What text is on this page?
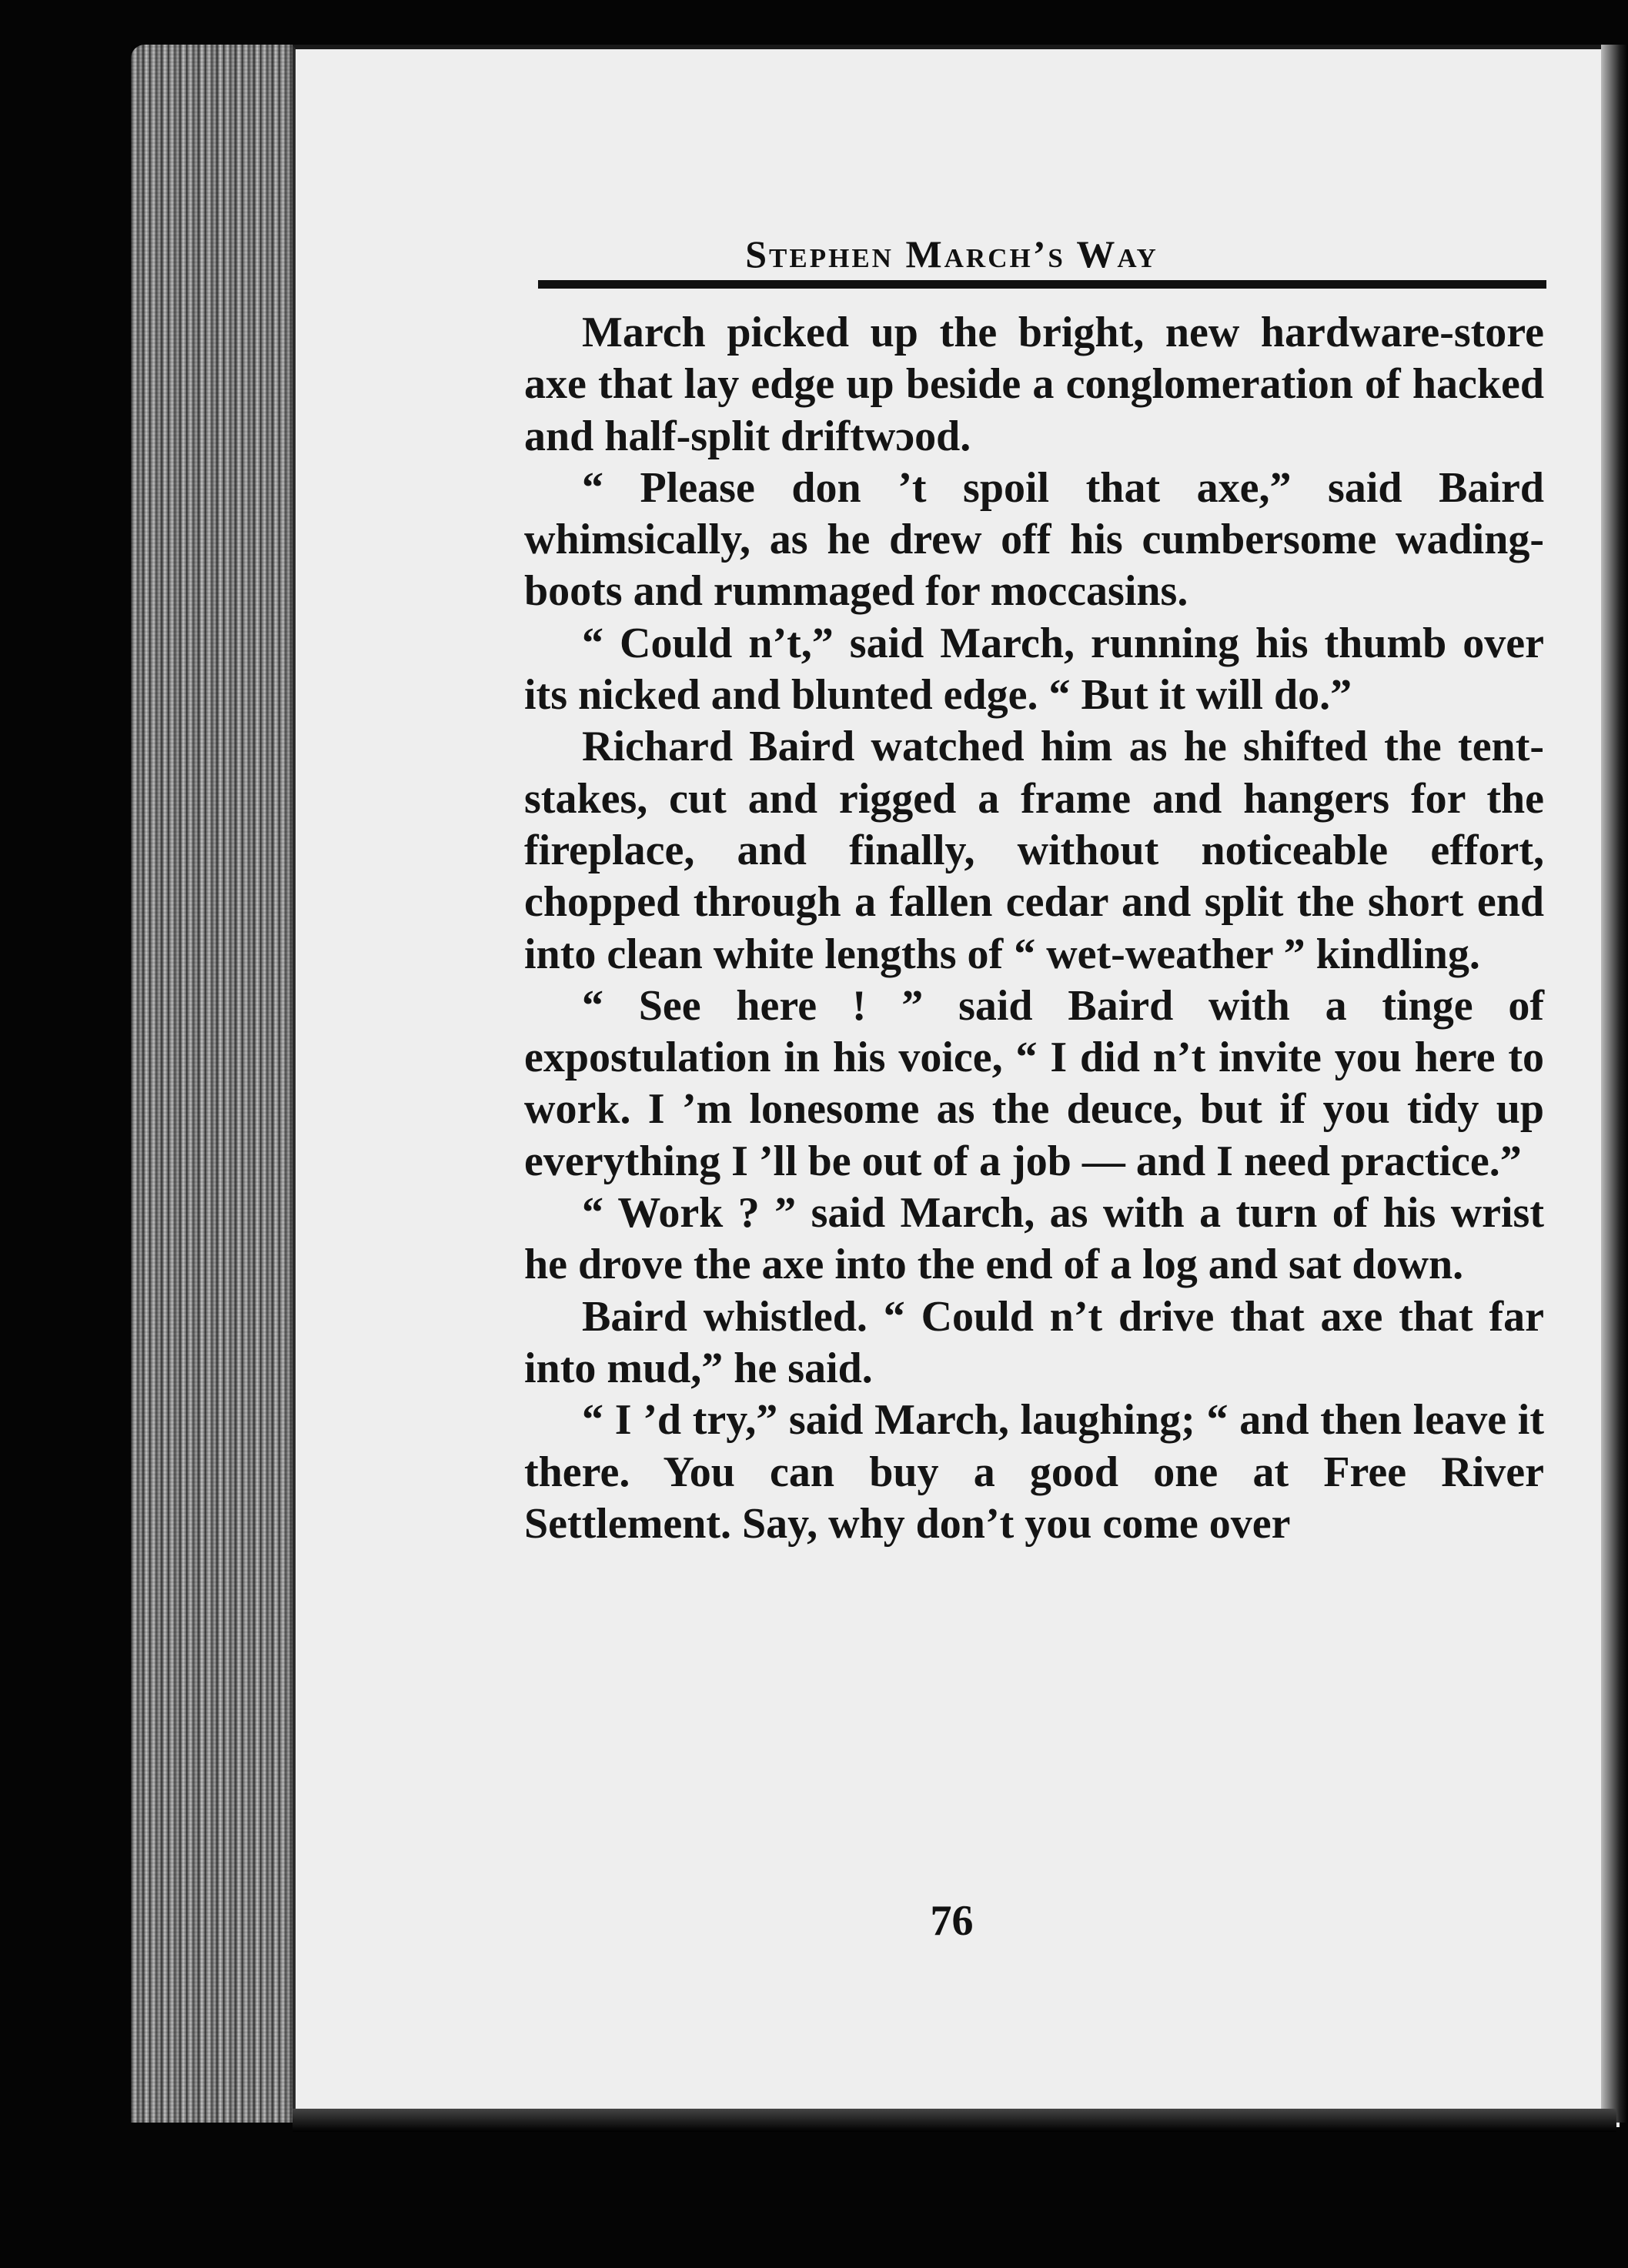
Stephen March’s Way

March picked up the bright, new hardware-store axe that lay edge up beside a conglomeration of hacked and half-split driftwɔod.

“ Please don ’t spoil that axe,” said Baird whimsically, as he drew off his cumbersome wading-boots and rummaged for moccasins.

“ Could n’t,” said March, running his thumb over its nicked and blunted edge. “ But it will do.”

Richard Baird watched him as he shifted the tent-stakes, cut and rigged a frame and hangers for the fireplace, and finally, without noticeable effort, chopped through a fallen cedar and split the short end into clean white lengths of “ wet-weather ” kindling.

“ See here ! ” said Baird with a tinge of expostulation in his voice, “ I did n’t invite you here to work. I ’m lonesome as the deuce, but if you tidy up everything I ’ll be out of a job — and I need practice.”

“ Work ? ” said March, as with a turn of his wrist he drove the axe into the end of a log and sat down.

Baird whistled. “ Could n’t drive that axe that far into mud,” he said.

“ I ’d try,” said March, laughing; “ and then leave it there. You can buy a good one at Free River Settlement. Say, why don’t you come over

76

------------------------------------------------------------------------

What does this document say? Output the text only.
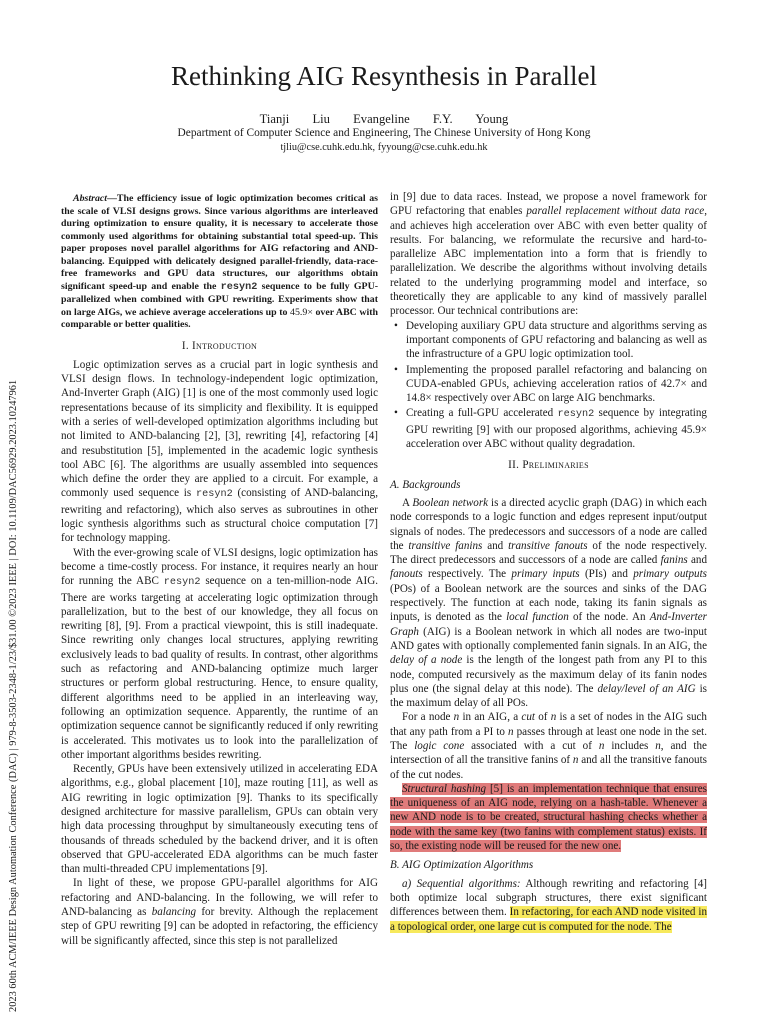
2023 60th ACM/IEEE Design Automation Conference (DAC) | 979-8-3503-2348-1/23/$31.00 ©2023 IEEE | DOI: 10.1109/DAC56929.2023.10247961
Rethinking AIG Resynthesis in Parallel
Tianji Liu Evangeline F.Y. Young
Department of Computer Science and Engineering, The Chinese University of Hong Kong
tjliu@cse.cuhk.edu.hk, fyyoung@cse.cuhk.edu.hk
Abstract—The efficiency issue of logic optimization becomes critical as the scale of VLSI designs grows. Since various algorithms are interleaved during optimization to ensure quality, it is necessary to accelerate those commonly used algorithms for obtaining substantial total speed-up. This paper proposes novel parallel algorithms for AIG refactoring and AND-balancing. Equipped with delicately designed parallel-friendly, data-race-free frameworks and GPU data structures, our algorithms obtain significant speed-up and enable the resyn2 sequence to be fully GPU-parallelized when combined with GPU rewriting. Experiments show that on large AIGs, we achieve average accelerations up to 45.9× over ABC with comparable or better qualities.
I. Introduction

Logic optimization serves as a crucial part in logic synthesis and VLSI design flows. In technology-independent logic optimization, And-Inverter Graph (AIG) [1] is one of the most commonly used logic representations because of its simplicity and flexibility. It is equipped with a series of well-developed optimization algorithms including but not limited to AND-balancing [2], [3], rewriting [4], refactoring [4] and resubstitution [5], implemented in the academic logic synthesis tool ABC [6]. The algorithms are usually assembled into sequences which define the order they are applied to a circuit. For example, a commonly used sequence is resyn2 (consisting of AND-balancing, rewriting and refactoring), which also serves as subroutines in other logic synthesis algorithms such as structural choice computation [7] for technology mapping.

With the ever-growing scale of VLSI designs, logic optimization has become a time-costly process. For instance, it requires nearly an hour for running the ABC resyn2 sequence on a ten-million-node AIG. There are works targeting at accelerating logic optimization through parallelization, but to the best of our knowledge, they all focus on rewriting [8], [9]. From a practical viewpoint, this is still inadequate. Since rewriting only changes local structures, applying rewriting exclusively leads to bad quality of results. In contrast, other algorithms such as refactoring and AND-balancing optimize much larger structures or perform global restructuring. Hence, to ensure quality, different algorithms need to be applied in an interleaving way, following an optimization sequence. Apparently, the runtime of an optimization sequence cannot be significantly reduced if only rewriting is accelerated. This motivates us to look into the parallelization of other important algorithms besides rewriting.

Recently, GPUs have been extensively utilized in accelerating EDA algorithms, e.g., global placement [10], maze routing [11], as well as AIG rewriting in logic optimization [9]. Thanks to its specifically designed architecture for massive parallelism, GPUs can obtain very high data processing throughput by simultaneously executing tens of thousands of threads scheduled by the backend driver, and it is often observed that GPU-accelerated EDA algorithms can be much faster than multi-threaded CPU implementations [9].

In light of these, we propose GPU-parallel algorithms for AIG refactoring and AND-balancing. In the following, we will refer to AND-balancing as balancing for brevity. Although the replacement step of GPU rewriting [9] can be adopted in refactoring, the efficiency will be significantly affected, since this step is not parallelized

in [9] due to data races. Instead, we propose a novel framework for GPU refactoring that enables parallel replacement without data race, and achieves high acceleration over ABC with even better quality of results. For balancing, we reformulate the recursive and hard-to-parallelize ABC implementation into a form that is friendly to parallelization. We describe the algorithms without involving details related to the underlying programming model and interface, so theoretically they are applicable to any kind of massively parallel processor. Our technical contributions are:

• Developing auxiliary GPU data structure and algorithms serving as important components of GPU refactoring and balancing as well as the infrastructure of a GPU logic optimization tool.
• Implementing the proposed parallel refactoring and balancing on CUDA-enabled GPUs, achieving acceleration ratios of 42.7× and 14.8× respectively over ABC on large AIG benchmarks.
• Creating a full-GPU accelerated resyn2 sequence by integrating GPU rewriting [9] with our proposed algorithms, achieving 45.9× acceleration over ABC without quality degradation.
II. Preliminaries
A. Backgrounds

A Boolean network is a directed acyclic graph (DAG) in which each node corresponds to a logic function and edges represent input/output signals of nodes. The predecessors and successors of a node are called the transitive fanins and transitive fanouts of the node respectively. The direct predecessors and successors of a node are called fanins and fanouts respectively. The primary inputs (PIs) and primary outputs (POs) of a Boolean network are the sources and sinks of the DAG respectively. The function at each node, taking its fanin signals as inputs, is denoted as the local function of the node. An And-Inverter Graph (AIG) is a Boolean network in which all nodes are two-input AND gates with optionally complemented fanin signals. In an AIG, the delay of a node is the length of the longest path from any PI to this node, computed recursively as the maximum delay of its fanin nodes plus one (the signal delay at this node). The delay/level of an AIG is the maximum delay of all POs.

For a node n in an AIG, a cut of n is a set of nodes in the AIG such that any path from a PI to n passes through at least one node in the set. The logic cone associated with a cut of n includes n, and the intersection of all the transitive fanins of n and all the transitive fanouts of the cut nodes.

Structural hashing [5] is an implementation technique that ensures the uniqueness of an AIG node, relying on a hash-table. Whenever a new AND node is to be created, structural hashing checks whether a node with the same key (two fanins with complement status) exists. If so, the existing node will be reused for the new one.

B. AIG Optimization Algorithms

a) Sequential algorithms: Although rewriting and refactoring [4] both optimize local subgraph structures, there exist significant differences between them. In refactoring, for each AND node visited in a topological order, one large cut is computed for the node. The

------------------------------------------------------------------------

Pick out every line holding the string "Although" and return it.

In light of these, we propose GPU-parallel algorithms for AIG refactoring and AND-balancing. In the following, we will refer to AND-balancing as balancing for brevity. Although the replacement step of GPU rewriting [9] can be adopted in refactoring, the efficiency will be significantly affected, since this step is not parallelized
a) Sequential algorithms: Although rewriting and refactoring [4] both optimize local subgraph structures, there exist significant differences between them. In refactoring, for each AND node visited in a topological order, one large cut is computed for the node. The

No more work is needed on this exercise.